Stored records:
[Start]

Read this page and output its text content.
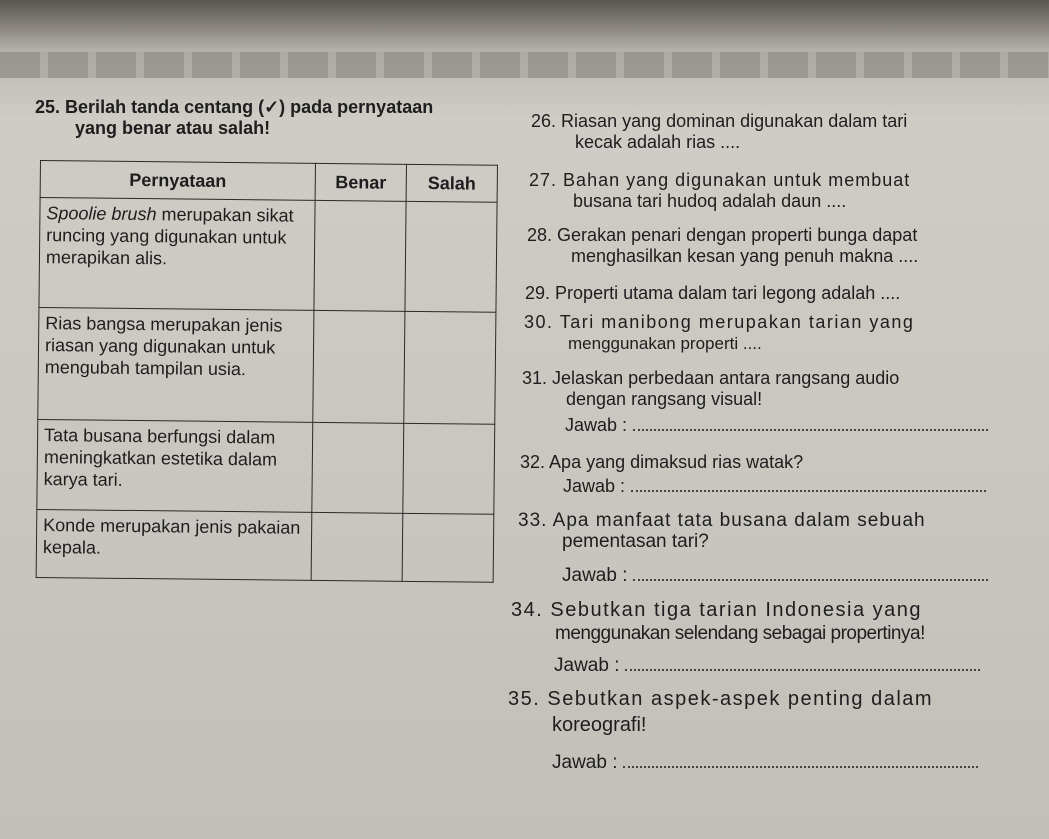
25. Berilah tanda centang (✓) pada pernyataan
yang benar atau salah!
Pernyataan	Benar	Salah
Spoolie brush merupakan sikat runcing yang digunakan untuk merapikan alis.		
Rias bangsa merupakan jenis riasan yang digunakan untuk mengubah tampilan usia.		
Tata busana berfungsi dalam meningkatkan estetika dalam karya tari.		
Konde merupakan jenis pakaian kepala.		
26. Riasan yang dominan digunakan dalam tari
kecak adalah rias ....
27. Bahan yang digunakan untuk membuat
busana tari hudoq adalah daun ....
28. Gerakan penari dengan properti bunga dapat
menghasilkan kesan yang penuh makna ....
29. Properti utama dalam tari legong adalah ....
30. Tari manibong merupakan tarian yang
menggunakan properti ....
31. Jelaskan perbedaan antara rangsang audio
dengan rangsang visual!
Jawab :
32. Apa yang dimaksud rias watak?
Jawab :
33. Apa manfaat tata busana dalam sebuah
pementasan tari?
Jawab :
34. Sebutkan tiga tarian Indonesia yang
menggunakan selendang sebagai propertinya!
Jawab :
35. Sebutkan aspek-aspek penting dalam
koreografi!
Jawab :
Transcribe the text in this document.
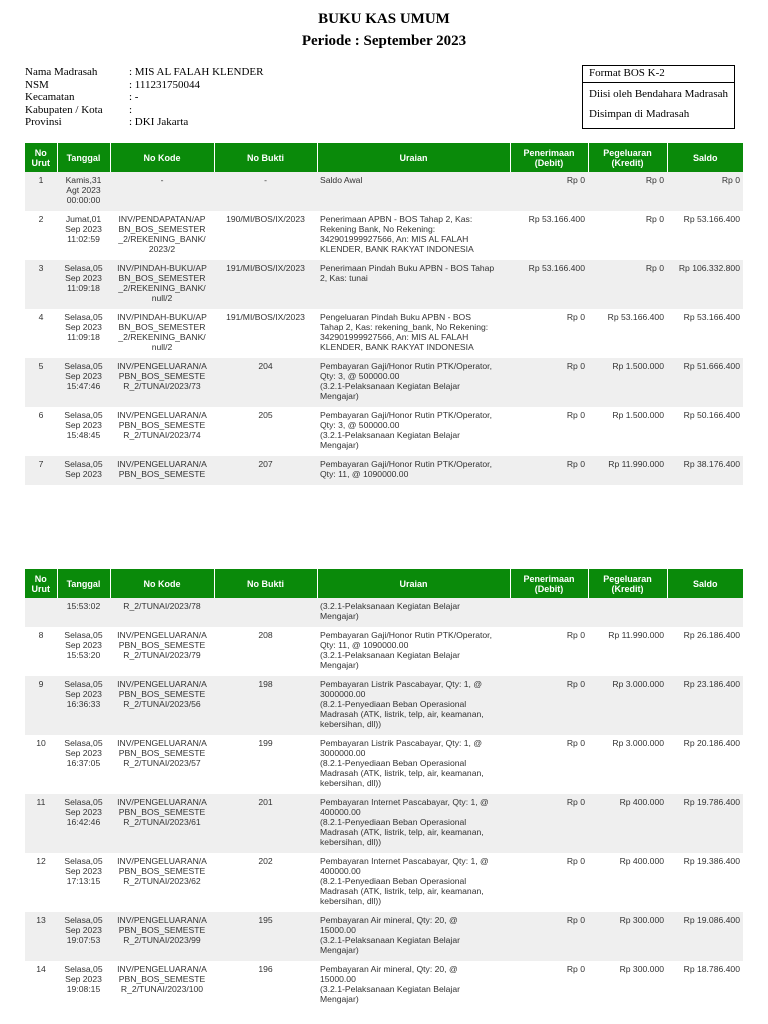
BUKU KAS UMUM
Periode : September 2023
Nama Madrasah	: MIS AL FALAH KLENDER
NSM	: 111231750044
Kecamatan	: -
Kabupaten / Kota	:
Provinsi	: DKI Jakarta
Format BOS K-2
Diisi oleh Bendahara Madrasah
Disimpan di Madrasah
No
Urut	Tanggal	No Kode	No Bukti	Uraian	Penerimaan
(Debit)	Pegeluaran
(Kredit)	Saldo
1	Kamis,31
Agt 2023
00:00:00	-	-	Saldo Awal	Rp 0	Rp 0	Rp 0
2	Jumat,01
Sep 2023
11:02:59	INV/PENDAPATAN/AP
BN_BOS_SEMESTER
_2/REKENING_BANK/
2023/2	190/MI/BOS/IX/2023	Penerimaan APBN - BOS Tahap 2, Kas:
Rekening Bank, No Rekening:
342901999927566, An: MIS AL FALAH
KLENDER, BANK RAKYAT INDONESIA	Rp 53.166.400	Rp 0	Rp 53.166.400
3	Selasa,05
Sep 2023
11:09:18	INV/PINDAH-BUKU/AP
BN_BOS_SEMESTER
_2/REKENING_BANK/
null/2	191/MI/BOS/IX/2023	Penerimaan Pindah Buku APBN - BOS Tahap
2, Kas: tunai	Rp 53.166.400	Rp 0	Rp 106.332.800
4	Selasa,05
Sep 2023
11:09:18	INV/PINDAH-BUKU/AP
BN_BOS_SEMESTER
_2/REKENING_BANK/
null/2	191/MI/BOS/IX/2023	Pengeluaran Pindah Buku APBN - BOS
Tahap 2, Kas: rekening_bank, No Rekening:
342901999927566, An: MIS AL FALAH
KLENDER, BANK RAKYAT INDONESIA	Rp 0	Rp 53.166.400	Rp 53.166.400
5	Selasa,05
Sep 2023
15:47:46	INV/PENGELUARAN/A
PBN_BOS_SEMESTE
R_2/TUNAI/2023/73	204	Pembayaran Gaji/Honor Rutin PTK/Operator,
Qty: 3, @ 500000.00
(3.2.1-Pelaksanaan Kegiatan Belajar
Mengajar)	Rp 0	Rp 1.500.000	Rp 51.666.400
6	Selasa,05
Sep 2023
15:48:45	INV/PENGELUARAN/A
PBN_BOS_SEMESTE
R_2/TUNAI/2023/74	205	Pembayaran Gaji/Honor Rutin PTK/Operator,
Qty: 3, @ 500000.00
(3.2.1-Pelaksanaan Kegiatan Belajar
Mengajar)	Rp 0	Rp 1.500.000	Rp 50.166.400
7	Selasa,05
Sep 2023	INV/PENGELUARAN/A
PBN_BOS_SEMESTE	207	Pembayaran Gaji/Honor Rutin PTK/Operator,
Qty: 11, @ 1090000.00	Rp 0	Rp 11.990.000	Rp 38.176.400
No
Urut	Tanggal	No Kode	No Bukti	Uraian	Penerimaan
(Debit)	Pegeluaran
(Kredit)	Saldo
	15:53:02	R_2/TUNAI/2023/78		(3.2.1-Pelaksanaan Kegiatan Belajar
Mengajar)			
8	Selasa,05
Sep 2023
15:53:20	INV/PENGELUARAN/A
PBN_BOS_SEMESTE
R_2/TUNAI/2023/79	208	Pembayaran Gaji/Honor Rutin PTK/Operator,
Qty: 11, @ 1090000.00
(3.2.1-Pelaksanaan Kegiatan Belajar
Mengajar)	Rp 0	Rp 11.990.000	Rp 26.186.400
9	Selasa,05
Sep 2023
16:36:33	INV/PENGELUARAN/A
PBN_BOS_SEMESTE
R_2/TUNAI/2023/56	198	Pembayaran Listrik Pascabayar, Qty: 1, @
3000000.00
(8.2.1-Penyediaan Beban Operasional
Madrasah (ATK, listrik, telp, air, keamanan,
kebersihan, dll))	Rp 0	Rp 3.000.000	Rp 23.186.400
10	Selasa,05
Sep 2023
16:37:05	INV/PENGELUARAN/A
PBN_BOS_SEMESTE
R_2/TUNAI/2023/57	199	Pembayaran Listrik Pascabayar, Qty: 1, @
3000000.00
(8.2.1-Penyediaan Beban Operasional
Madrasah (ATK, listrik, telp, air, keamanan,
kebersihan, dll))	Rp 0	Rp 3.000.000	Rp 20.186.400
11	Selasa,05
Sep 2023
16:42:46	INV/PENGELUARAN/A
PBN_BOS_SEMESTE
R_2/TUNAI/2023/61	201	Pembayaran Internet Pascabayar, Qty: 1, @
400000.00
(8.2.1-Penyediaan Beban Operasional
Madrasah (ATK, listrik, telp, air, keamanan,
kebersihan, dll))	Rp 0	Rp 400.000	Rp 19.786.400
12	Selasa,05
Sep 2023
17:13:15	INV/PENGELUARAN/A
PBN_BOS_SEMESTE
R_2/TUNAI/2023/62	202	Pembayaran Internet Pascabayar, Qty: 1, @
400000.00
(8.2.1-Penyediaan Beban Operasional
Madrasah (ATK, listrik, telp, air, keamanan,
kebersihan, dll))	Rp 0	Rp 400.000	Rp 19.386.400
13	Selasa,05
Sep 2023
19:07:53	INV/PENGELUARAN/A
PBN_BOS_SEMESTE
R_2/TUNAI/2023/99	195	Pembayaran Air mineral, Qty: 20, @
15000.00
(3.2.1-Pelaksanaan Kegiatan Belajar
Mengajar)	Rp 0	Rp 300.000	Rp 19.086.400
14	Selasa,05
Sep 2023
19:08:15	INV/PENGELUARAN/A
PBN_BOS_SEMESTE
R_2/TUNAI/2023/100	196	Pembayaran Air mineral, Qty: 20, @
15000.00
(3.2.1-Pelaksanaan Kegiatan Belajar
Mengajar)	Rp 0	Rp 300.000	Rp 18.786.400
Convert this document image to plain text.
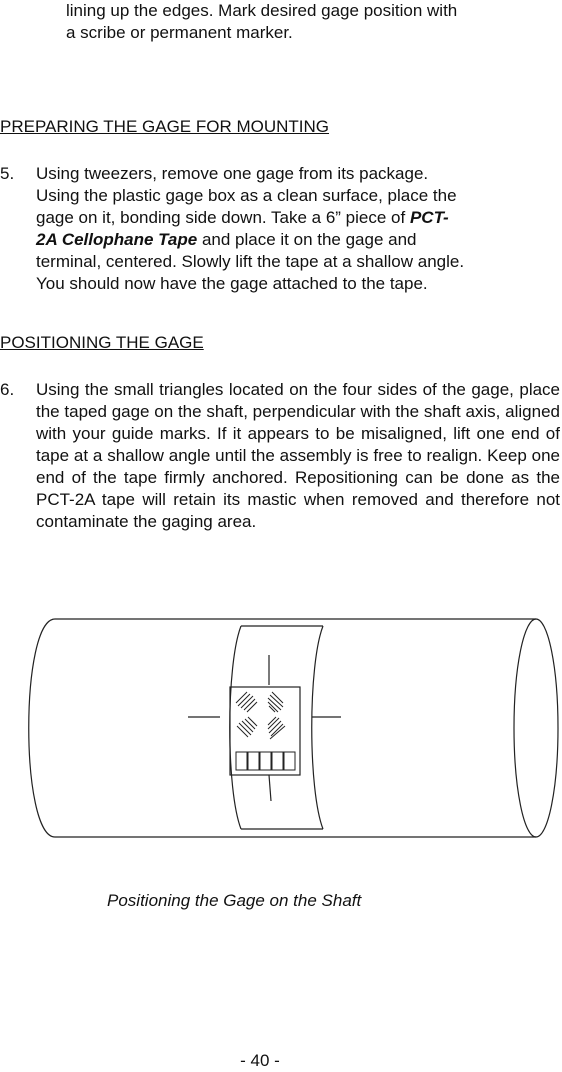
lining up the edges. Mark desired gage position with
a scribe or permanent marker.
PREPARING THE GAGE FOR MOUNTING
5. Using tweezers, remove one gage from its package.
Using the plastic gage box as a clean surface, place the
gage on it, bonding side down. Take a 6” piece of PCT-
2A Cellophane Tape and place it on the gage and
terminal, centered. Slowly lift the tape at a shallow angle.
You should now have the gage attached to the tape.
POSITIONING THE GAGE
6. Using the small triangles located on the four sides of the gage, place the taped gage on the shaft, perpendicular with the shaft axis, aligned with your guide marks. If it appears to be misaligned, lift one end of tape at a shallow angle until the assembly is free to realign. Keep one end of the tape firmly anchored. Repositioning can be done as the PCT-2A tape will retain its mastic when removed and therefore not contaminate the gaging area.
Positioning the Gage on the Shaft
- 40 -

[End]

EXERCISE REQUIREMENTS:
Except for the pictures, print the data above exactly.

COMPLETE RESPONSE:
Read this page and output its text content.
25. Berilah tanda centang (✓) pada pernyataan
yang benar atau salah!
Pernyataan	Benar	Salah
Spoolie brush merupakan sikat runcing yang digunakan untuk merapikan alis.		
Rias bangsa merupakan jenis riasan yang digunakan untuk mengubah tampilan usia.		
Tata busana berfungsi dalam meningkatkan estetika dalam karya tari.		
Konde merupakan jenis pakaian kepala.		
26. Riasan yang dominan digunakan dalam tari
kecak adalah rias ....
27. Bahan yang digunakan untuk membuat
busana tari hudoq adalah daun ....
28. Gerakan penari dengan properti bunga dapat
menghasilkan kesan yang penuh makna ....
29. Properti utama dalam tari legong adalah ....
30. Tari manibong merupakan tarian yang
menggunakan properti ....
31. Jelaskan perbedaan antara rangsang audio
dengan rangsang visual!
Jawab :
32. Apa yang dimaksud rias watak?
Jawab :
33. Apa manfaat tata busana dalam sebuah
pementasan tari?
Jawab :
34. Sebutkan tiga tarian Indonesia yang
menggunakan selendang sebagai propertinya!
Jawab :
35. Sebutkan aspek-aspek penting dalam
koreografi!
Jawab :
Transcribe the text in this document.
BUKU KAS UMUM
Periode : September 2023
Nama Madrasah	: MIS AL FALAH KLENDER
NSM	: 111231750044
Kecamatan	: -
Kabupaten / Kota	:
Provinsi	: DKI Jakarta
Format BOS K-2
Diisi oleh Bendahara Madrasah
Disimpan di Madrasah
No
Urut	Tanggal	No Kode	No Bukti	Uraian	Penerimaan
(Debit)	Pegeluaran
(Kredit)	Saldo
1	Kamis,31
Agt 2023
00:00:00	-	-	Saldo Awal	Rp 0	Rp 0	Rp 0
2	Jumat,01
Sep 2023
11:02:59	INV/PENDAPATAN/AP
BN_BOS_SEMESTER
_2/REKENING_BANK/
2023/2	190/MI/BOS/IX/2023	Penerimaan APBN - BOS Tahap 2, Kas:
Rekening Bank, No Rekening:
342901999927566, An: MIS AL FALAH
KLENDER, BANK RAKYAT INDONESIA	Rp 53.166.400	Rp 0	Rp 53.166.400
3	Selasa,05
Sep 2023
11:09:18	INV/PINDAH-BUKU/AP
BN_BOS_SEMESTER
_2/REKENING_BANK/
null/2	191/MI/BOS/IX/2023	Penerimaan Pindah Buku APBN - BOS Tahap
2, Kas: tunai	Rp 53.166.400	Rp 0	Rp 106.332.800
4	Selasa,05
Sep 2023
11:09:18	INV/PINDAH-BUKU/AP
BN_BOS_SEMESTER
_2/REKENING_BANK/
null/2	191/MI/BOS/IX/2023	Pengeluaran Pindah Buku APBN - BOS
Tahap 2, Kas: rekening_bank, No Rekening:
342901999927566, An: MIS AL FALAH
KLENDER, BANK RAKYAT INDONESIA	Rp 0	Rp 53.166.400	Rp 53.166.400
5	Selasa,05
Sep 2023
15:47:46	INV/PENGELUARAN/A
PBN_BOS_SEMESTE
R_2/TUNAI/2023/73	204	Pembayaran Gaji/Honor Rutin PTK/Operator,
Qty: 3, @ 500000.00
(3.2.1-Pelaksanaan Kegiatan Belajar
Mengajar)	Rp 0	Rp 1.500.000	Rp 51.666.400
6	Selasa,05
Sep 2023
15:48:45	INV/PENGELUARAN/A
PBN_BOS_SEMESTE
R_2/TUNAI/2023/74	205	Pembayaran Gaji/Honor Rutin PTK/Operator,
Qty: 3, @ 500000.00
(3.2.1-Pelaksanaan Kegiatan Belajar
Mengajar)	Rp 0	Rp 1.500.000	Rp 50.166.400
7	Selasa,05
Sep 2023	INV/PENGELUARAN/A
PBN_BOS_SEMESTE	207	Pembayaran Gaji/Honor Rutin PTK/Operator,
Qty: 11, @ 1090000.00	Rp 0	Rp 11.990.000	Rp 38.176.400
No
Urut	Tanggal	No Kode	No Bukti	Uraian	Penerimaan
(Debit)	Pegeluaran
(Kredit)	Saldo
	15:53:02	R_2/TUNAI/2023/78		(3.2.1-Pelaksanaan Kegiatan Belajar
Mengajar)			
8	Selasa,05
Sep 2023
15:53:20	INV/PENGELUARAN/A
PBN_BOS_SEMESTE
R_2/TUNAI/2023/79	208	Pembayaran Gaji/Honor Rutin PTK/Operator,
Qty: 11, @ 1090000.00
(3.2.1-Pelaksanaan Kegiatan Belajar
Mengajar)	Rp 0	Rp 11.990.000	Rp 26.186.400
9	Selasa,05
Sep 2023
16:36:33	INV/PENGELUARAN/A
PBN_BOS_SEMESTE
R_2/TUNAI/2023/56	198	Pembayaran Listrik Pascabayar, Qty: 1, @
3000000.00
(8.2.1-Penyediaan Beban Operasional
Madrasah (ATK, listrik, telp, air, keamanan,
kebersihan, dll))	Rp 0	Rp 3.000.000	Rp 23.186.400
10	Selasa,05
Sep 2023
16:37:05	INV/PENGELUARAN/A
PBN_BOS_SEMESTE
R_2/TUNAI/2023/57	199	Pembayaran Listrik Pascabayar, Qty: 1, @
3000000.00
(8.2.1-Penyediaan Beban Operasional
Madrasah (ATK, listrik, telp, air, keamanan,
kebersihan, dll))	Rp 0	Rp 3.000.000	Rp 20.186.400
11	Selasa,05
Sep 2023
16:42:46	INV/PENGELUARAN/A
PBN_BOS_SEMESTE
R_2/TUNAI/2023/61	201	Pembayaran Internet Pascabayar, Qty: 1, @
400000.00
(8.2.1-Penyediaan Beban Operasional
Madrasah (ATK, listrik, telp, air, keamanan,
kebersihan, dll))	Rp 0	Rp 400.000	Rp 19.786.400
12	Selasa,05
Sep 2023
17:13:15	INV/PENGELUARAN/A
PBN_BOS_SEMESTE
R_2/TUNAI/2023/62	202	Pembayaran Internet Pascabayar, Qty: 1, @
400000.00
(8.2.1-Penyediaan Beban Operasional
Madrasah (ATK, listrik, telp, air, keamanan,
kebersihan, dll))	Rp 0	Rp 400.000	Rp 19.386.400
13	Selasa,05
Sep 2023
19:07:53	INV/PENGELUARAN/A
PBN_BOS_SEMESTE
R_2/TUNAI/2023/99	195	Pembayaran Air mineral, Qty: 20, @
15000.00
(3.2.1-Pelaksanaan Kegiatan Belajar
Mengajar)	Rp 0	Rp 300.000	Rp 19.086.400
14	Selasa,05
Sep 2023
19:08:15	INV/PENGELUARAN/A
PBN_BOS_SEMESTE
R_2/TUNAI/2023/100	196	Pembayaran Air mineral, Qty: 20, @
15000.00
(3.2.1-Pelaksanaan Kegiatan Belajar
Mengajar)	Rp 0	Rp 300.000	Rp 18.786.400
Convert this document image to plain text.
lining up the edges. Mark desired gage position with
a scribe or permanent marker.
PREPARING THE GAGE FOR MOUNTING
5. Using tweezers, remove one gage from its package.
Using the plastic gage box as a clean surface, place the
gage on it, bonding side down. Take a 6” piece of PCT-
2A Cellophane Tape and place it on the gage and
terminal, centered. Slowly lift the tape at a shallow angle.
You should now have the gage attached to the tape.
POSITIONING THE GAGE
6. Using the small triangles located on the four sides of the gage, place the taped gage on the shaft, perpendicular with the shaft axis, aligned with your guide marks. If it appears to be misaligned, lift one end of tape at a shallow angle until the assembly is free to realign. Keep one end of the tape firmly anchored. Repositioning can be done as the PCT-2A tape will retain its mastic when removed and therefore not contaminate the gaging area.
Positioning the Gage on the Shaft
- 40 -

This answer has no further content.